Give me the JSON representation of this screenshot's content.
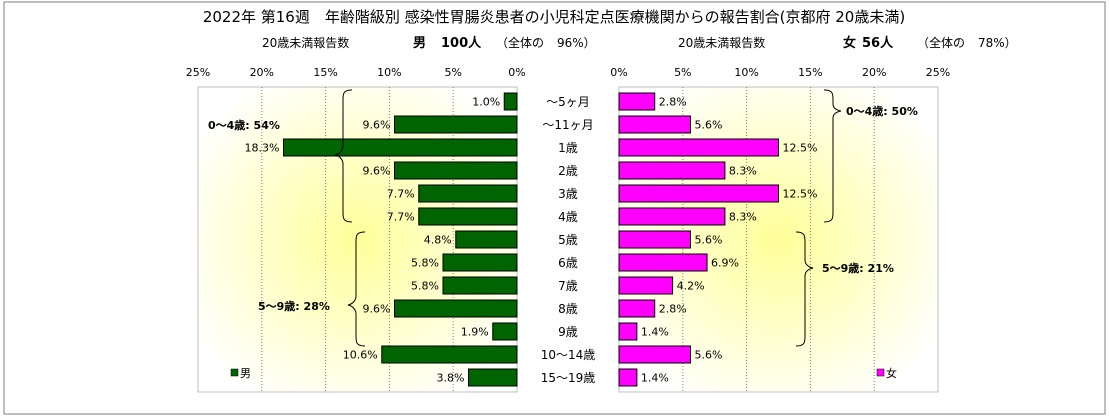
{
  "title": "2022年 第16週　年齢階級別 感染性胃腸炎患者の小児科定点医療機関からの報告割合(京都府 20歳未満)",
  "left_header": {
    "label": "20歳未満報告数",
    "sex": "男",
    "count": "100人",
    "share_prefix": "（全体の",
    "share_value": "96%）"
  },
  "right_header": {
    "label": "20歳未満報告数",
    "sex": "女",
    "count": "56人",
    "share_prefix": "（全体の",
    "share_value": "78%）"
  },
  "left_axis_ticks": [
    "25%",
    "20%",
    "15%",
    "10%",
    "5%",
    "0%"
  ],
  "right_axis_ticks": [
    "0%",
    "5%",
    "10%",
    "15%",
    "20%",
    "25%"
  ],
  "legend": {
    "male": "男",
    "female": "女"
  },
  "brackets": {
    "male_0_4": "0～4歳: 54%",
    "male_5_9": "5～9歳: 28%",
    "female_0_4": "0～4歳: 50%",
    "female_5_9": "5～9歳: 21%"
  },
  "colors": {
    "male": "#006400",
    "female": "#ff00ff",
    "background_glow": "#ffff99"
  },
  "chart_data": {
    "type": "bar",
    "title": "2022年 第16週　年齢階級別 感染性胃腸炎患者の小児科定点医療機関からの報告割合(京都府 20歳未満)",
    "categories": [
      "～5ヶ月",
      "～11ヶ月",
      "1歳",
      "2歳",
      "3歳",
      "4歳",
      "5歳",
      "6歳",
      "7歳",
      "8歳",
      "9歳",
      "10～14歳",
      "15～19歳"
    ],
    "series": [
      {
        "name": "男",
        "values": [
          1.0,
          9.6,
          18.3,
          9.6,
          7.7,
          7.7,
          4.8,
          5.8,
          5.8,
          9.6,
          1.9,
          10.6,
          3.8
        ],
        "labels": [
          "1.0%",
          "9.6%",
          "18.3%",
          "9.6%",
          "7.7%",
          "7.7%",
          "4.8%",
          "5.8%",
          "5.8%",
          "9.6%",
          "1.9%",
          "10.6%",
          "3.8%"
        ]
      },
      {
        "name": "女",
        "values": [
          2.8,
          5.6,
          12.5,
          8.3,
          12.5,
          8.3,
          5.6,
          6.9,
          4.2,
          2.8,
          1.4,
          5.6,
          1.4
        ],
        "labels": [
          "2.8%",
          "5.6%",
          "12.5%",
          "8.3%",
          "12.5%",
          "8.3%",
          "5.6%",
          "6.9%",
          "4.2%",
          "2.8%",
          "1.4%",
          "5.6%",
          "1.4%"
        ]
      }
    ],
    "xlim": [
      0,
      25
    ],
    "grid": true,
    "legend": "bottom"
  }
}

————

What to do — Lines that hold "年齢階級別" are the ones to copy; find all of them.

Exercise response —
  "title": "2022年 第16週　年齢階級別 感染性胃腸炎患者の小児科定点医療機関からの報告割合(京都府 20歳未満)",
    "title": "2022年 第16週　年齢階級別 感染性胃腸炎患者の小児科定点医療機関からの報告割合(京都府 20歳未満)",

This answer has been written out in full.